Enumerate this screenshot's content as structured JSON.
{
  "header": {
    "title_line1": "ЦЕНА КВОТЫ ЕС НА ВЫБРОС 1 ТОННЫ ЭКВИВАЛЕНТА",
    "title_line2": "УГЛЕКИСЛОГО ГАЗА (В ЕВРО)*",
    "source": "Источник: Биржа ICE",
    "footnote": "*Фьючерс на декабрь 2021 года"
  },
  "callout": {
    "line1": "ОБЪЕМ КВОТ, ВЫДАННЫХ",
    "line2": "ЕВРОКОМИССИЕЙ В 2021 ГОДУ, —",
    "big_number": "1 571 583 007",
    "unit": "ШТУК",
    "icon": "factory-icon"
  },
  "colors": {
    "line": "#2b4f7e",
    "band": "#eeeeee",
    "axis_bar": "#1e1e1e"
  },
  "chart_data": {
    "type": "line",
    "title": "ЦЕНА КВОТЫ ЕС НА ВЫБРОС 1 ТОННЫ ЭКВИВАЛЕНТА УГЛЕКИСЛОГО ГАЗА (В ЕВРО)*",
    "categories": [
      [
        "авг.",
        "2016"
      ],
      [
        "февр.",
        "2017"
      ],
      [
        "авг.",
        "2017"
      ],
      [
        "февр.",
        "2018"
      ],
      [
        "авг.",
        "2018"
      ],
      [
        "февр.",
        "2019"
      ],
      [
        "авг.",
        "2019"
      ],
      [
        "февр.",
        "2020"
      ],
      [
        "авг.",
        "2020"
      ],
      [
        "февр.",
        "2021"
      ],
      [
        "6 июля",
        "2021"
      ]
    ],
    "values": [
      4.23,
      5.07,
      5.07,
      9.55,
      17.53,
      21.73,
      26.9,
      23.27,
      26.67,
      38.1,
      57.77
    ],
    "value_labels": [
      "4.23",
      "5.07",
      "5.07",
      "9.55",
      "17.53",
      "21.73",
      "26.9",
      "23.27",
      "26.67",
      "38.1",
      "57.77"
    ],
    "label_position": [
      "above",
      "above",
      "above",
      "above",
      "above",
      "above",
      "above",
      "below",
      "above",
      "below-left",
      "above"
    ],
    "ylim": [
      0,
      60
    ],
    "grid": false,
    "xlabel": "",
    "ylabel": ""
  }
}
::::::
Aim of the exercise:
Give solely the number of lines in the data that contain the string "ЦЕНА".

Final result:
2